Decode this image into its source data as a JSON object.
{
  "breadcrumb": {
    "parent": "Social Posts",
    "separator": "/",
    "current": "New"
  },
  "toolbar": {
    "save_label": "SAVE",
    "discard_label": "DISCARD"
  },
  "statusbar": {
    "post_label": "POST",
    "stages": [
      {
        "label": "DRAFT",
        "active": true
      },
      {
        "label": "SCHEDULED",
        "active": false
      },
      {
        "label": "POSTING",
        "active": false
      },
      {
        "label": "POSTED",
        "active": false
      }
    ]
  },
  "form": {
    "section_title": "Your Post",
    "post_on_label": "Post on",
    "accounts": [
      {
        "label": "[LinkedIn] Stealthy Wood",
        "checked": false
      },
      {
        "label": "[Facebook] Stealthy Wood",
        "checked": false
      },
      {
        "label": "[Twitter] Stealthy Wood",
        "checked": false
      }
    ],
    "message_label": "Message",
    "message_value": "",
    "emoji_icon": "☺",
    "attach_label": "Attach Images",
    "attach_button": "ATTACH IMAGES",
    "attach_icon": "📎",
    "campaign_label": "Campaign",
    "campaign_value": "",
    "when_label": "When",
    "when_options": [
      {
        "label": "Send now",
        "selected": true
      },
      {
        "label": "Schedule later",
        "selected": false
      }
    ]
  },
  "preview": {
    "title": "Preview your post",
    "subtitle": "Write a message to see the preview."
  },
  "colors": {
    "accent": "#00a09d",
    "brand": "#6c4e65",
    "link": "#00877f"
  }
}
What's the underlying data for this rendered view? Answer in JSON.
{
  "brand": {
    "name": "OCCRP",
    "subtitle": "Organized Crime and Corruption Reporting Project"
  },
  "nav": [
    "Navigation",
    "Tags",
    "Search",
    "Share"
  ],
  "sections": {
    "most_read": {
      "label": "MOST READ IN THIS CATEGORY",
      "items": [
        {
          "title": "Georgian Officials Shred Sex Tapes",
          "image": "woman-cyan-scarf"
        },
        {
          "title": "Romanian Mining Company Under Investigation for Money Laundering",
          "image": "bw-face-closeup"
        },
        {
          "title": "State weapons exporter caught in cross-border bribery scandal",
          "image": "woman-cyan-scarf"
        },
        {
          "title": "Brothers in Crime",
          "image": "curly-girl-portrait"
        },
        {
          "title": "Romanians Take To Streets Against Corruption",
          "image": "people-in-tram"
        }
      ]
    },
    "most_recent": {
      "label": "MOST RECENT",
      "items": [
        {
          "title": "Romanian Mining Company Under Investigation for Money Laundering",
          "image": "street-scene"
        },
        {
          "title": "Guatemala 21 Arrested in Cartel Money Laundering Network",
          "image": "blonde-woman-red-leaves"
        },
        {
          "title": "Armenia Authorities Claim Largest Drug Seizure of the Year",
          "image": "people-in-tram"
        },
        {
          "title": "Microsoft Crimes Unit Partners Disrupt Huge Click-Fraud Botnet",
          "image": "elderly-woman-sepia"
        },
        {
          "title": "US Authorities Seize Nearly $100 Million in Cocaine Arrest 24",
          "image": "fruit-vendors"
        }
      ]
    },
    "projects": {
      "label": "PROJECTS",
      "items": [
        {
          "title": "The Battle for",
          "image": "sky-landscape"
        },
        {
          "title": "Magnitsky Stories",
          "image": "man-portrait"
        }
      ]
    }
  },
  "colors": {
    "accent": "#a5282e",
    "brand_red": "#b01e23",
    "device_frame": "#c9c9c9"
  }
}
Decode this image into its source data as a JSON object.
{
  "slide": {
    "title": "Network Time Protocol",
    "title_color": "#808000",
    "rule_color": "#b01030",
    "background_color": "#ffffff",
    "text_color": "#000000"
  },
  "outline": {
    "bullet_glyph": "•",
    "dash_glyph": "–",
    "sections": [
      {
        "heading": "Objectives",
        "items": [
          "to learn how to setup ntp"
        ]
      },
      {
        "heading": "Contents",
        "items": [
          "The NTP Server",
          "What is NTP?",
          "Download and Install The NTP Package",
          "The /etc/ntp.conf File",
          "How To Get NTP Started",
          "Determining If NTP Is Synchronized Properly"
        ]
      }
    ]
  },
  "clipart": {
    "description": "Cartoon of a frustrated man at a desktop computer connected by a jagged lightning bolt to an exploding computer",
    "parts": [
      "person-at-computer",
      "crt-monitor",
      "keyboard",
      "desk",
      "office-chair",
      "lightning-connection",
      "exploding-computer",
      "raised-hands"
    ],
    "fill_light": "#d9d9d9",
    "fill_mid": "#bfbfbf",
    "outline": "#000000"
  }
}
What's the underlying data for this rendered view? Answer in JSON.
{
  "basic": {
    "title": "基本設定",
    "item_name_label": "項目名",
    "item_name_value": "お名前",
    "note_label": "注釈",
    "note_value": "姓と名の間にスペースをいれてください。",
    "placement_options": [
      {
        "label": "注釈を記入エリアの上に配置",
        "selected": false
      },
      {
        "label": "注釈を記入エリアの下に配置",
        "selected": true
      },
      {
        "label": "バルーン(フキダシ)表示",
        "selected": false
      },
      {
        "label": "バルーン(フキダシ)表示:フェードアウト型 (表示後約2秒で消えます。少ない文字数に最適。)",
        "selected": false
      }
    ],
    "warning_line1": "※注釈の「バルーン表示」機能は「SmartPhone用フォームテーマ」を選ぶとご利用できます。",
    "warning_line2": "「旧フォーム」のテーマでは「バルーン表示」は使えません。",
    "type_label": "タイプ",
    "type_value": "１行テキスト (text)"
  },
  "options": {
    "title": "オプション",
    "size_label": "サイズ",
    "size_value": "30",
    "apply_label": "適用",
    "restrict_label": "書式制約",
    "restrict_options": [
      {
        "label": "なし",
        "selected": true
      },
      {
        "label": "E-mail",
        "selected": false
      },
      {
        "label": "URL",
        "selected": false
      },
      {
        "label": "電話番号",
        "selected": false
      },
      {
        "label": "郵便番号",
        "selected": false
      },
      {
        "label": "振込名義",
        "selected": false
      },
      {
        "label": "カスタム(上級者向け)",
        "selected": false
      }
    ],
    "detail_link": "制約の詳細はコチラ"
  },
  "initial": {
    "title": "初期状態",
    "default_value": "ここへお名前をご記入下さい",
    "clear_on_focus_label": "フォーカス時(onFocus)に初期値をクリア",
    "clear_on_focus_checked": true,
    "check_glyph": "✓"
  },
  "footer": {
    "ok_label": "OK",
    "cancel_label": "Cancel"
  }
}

☆ ☆ ☆ ☆

* Written problem:
Copy each record from above exactly, and include every line.

* Result below:
Decode this image into its source data as a JSON object.
{
  "breadcrumb": {
    "parent": "Social Posts",
    "separator": "/",
    "current": "New"
  },
  "toolbar": {
    "save_label": "SAVE",
    "discard_label": "DISCARD"
  },
  "statusbar": {
    "post_label": "POST",
    "stages": [
      {
        "label": "DRAFT",
        "active": true
      },
      {
        "label": "SCHEDULED",
        "active": false
      },
      {
        "label": "POSTING",
        "active": false
      },
      {
        "label": "POSTED",
        "active": false
      }
    ]
  },
  "form": {
    "section_title": "Your Post",
    "post_on_label": "Post on",
    "accounts": [
      {
        "label": "[LinkedIn] Stealthy Wood",
        "checked": false
      },
      {
        "label": "[Facebook] Stealthy Wood",
        "checked": false
      },
      {
        "label": "[Twitter] Stealthy Wood",
        "checked": false
      }
    ],
    "message_label": "Message",
    "message_value": "",
    "emoji_icon": "☺",
    "attach_label": "Attach Images",
    "attach_button": "ATTACH IMAGES",
    "attach_icon": "📎",
    "campaign_label": "Campaign",
    "campaign_value": "",
    "when_label": "When",
    "when_options": [
      {
        "label": "Send now",
        "selected": true
      },
      {
        "label": "Schedule later",
        "selected": false
      }
    ]
  },
  "preview": {
    "title": "Preview your post",
    "subtitle": "Write a message to see the preview."
  },
  "colors": {
    "accent": "#00a09d",
    "brand": "#6c4e65",
    "link": "#00877f"
  }
}
What's the underlying data for this rendered view? Answer in JSON.
{
  "brand": {
    "name": "OCCRP",
    "subtitle": "Organized Crime and Corruption Reporting Project"
  },
  "nav": [
    "Navigation",
    "Tags",
    "Search",
    "Share"
  ],
  "sections": {
    "most_read": {
      "label": "MOST READ IN THIS CATEGORY",
      "items": [
        {
          "title": "Georgian Officials Shred Sex Tapes",
          "image": "woman-cyan-scarf"
        },
        {
          "title": "Romanian Mining Company Under Investigation for Money Laundering",
          "image": "bw-face-closeup"
        },
        {
          "title": "State weapons exporter caught in cross-border bribery scandal",
          "image": "woman-cyan-scarf"
        },
        {
          "title": "Brothers in Crime",
          "image": "curly-girl-portrait"
        },
        {
          "title": "Romanians Take To Streets Against Corruption",
          "image": "people-in-tram"
        }
      ]
    },
    "most_recent": {
      "label": "MOST RECENT",
      "items": [
        {
          "title": "Romanian Mining Company Under Investigation for Money Laundering",
          "image": "street-scene"
        },
        {
          "title": "Guatemala 21 Arrested in Cartel Money Laundering Network",
          "image": "blonde-woman-red-leaves"
        },
        {
          "title": "Armenia Authorities Claim Largest Drug Seizure of the Year",
          "image": "people-in-tram"
        },
        {
          "title": "Microsoft Crimes Unit Partners Disrupt Huge Click-Fraud Botnet",
          "image": "elderly-woman-sepia"
        },
        {
          "title": "US Authorities Seize Nearly $100 Million in Cocaine Arrest 24",
          "image": "fruit-vendors"
        }
      ]
    },
    "projects": {
      "label": "PROJECTS",
      "items": [
        {
          "title": "The Battle for",
          "image": "sky-landscape"
        },
        {
          "title": "Magnitsky Stories",
          "image": "man-portrait"
        }
      ]
    }
  },
  "colors": {
    "accent": "#a5282e",
    "brand_red": "#b01e23",
    "device_frame": "#c9c9c9"
  }
}
Decode this image into its source data as a JSON object.
{
  "slide": {
    "title": "Network Time Protocol",
    "title_color": "#808000",
    "rule_color": "#b01030",
    "background_color": "#ffffff",
    "text_color": "#000000"
  },
  "outline": {
    "bullet_glyph": "•",
    "dash_glyph": "–",
    "sections": [
      {
        "heading": "Objectives",
        "items": [
          "to learn how to setup ntp"
        ]
      },
      {
        "heading": "Contents",
        "items": [
          "The NTP Server",
          "What is NTP?",
          "Download and Install The NTP Package",
          "The /etc/ntp.conf File",
          "How To Get NTP Started",
          "Determining If NTP Is Synchronized Properly"
        ]
      }
    ]
  },
  "clipart": {
    "description": "Cartoon of a frustrated man at a desktop computer connected by a jagged lightning bolt to an exploding computer",
    "parts": [
      "person-at-computer",
      "crt-monitor",
      "keyboard",
      "desk",
      "office-chair",
      "lightning-connection",
      "exploding-computer",
      "raised-hands"
    ],
    "fill_light": "#d9d9d9",
    "fill_mid": "#bfbfbf",
    "outline": "#000000"
  }
}
What's the underlying data for this rendered view? Answer in JSON.
{
  "basic": {
    "title": "基本設定",
    "item_name_label": "項目名",
    "item_name_value": "お名前",
    "note_label": "注釈",
    "note_value": "姓と名の間にスペースをいれてください。",
    "placement_options": [
      {
        "label": "注釈を記入エリアの上に配置",
        "selected": false
      },
      {
        "label": "注釈を記入エリアの下に配置",
        "selected": true
      },
      {
        "label": "バルーン(フキダシ)表示",
        "selected": false
      },
      {
        "label": "バルーン(フキダシ)表示:フェードアウト型 (表示後約2秒で消えます。少ない文字数に最適。)",
        "selected": false
      }
    ],
    "warning_line1": "※注釈の「バルーン表示」機能は「SmartPhone用フォームテーマ」を選ぶとご利用できます。",
    "warning_line2": "「旧フォーム」のテーマでは「バルーン表示」は使えません。",
    "type_label": "タイプ",
    "type_value": "１行テキスト (text)"
  },
  "options": {
    "title": "オプション",
    "size_label": "サイズ",
    "size_value": "30",
    "apply_label": "適用",
    "restrict_label": "書式制約",
    "restrict_options": [
      {
        "label": "なし",
        "selected": true
      },
      {
        "label": "E-mail",
        "selected": false
      },
      {
        "label": "URL",
        "selected": false
      },
      {
        "label": "電話番号",
        "selected": false
      },
      {
        "label": "郵便番号",
        "selected": false
      },
      {
        "label": "振込名義",
        "selected": false
      },
      {
        "label": "カスタム(上級者向け)",
        "selected": false
      }
    ],
    "detail_link": "制約の詳細はコチラ"
  },
  "initial": {
    "title": "初期状態",
    "default_value": "ここへお名前をご記入下さい",
    "clear_on_focus_label": "フォーカス時(onFocus)に初期値をクリア",
    "clear_on_focus_checked": true,
    "check_glyph": "✓"
  },
  "footer": {
    "ok_label": "OK",
    "cancel_label": "Cancel"
  }
}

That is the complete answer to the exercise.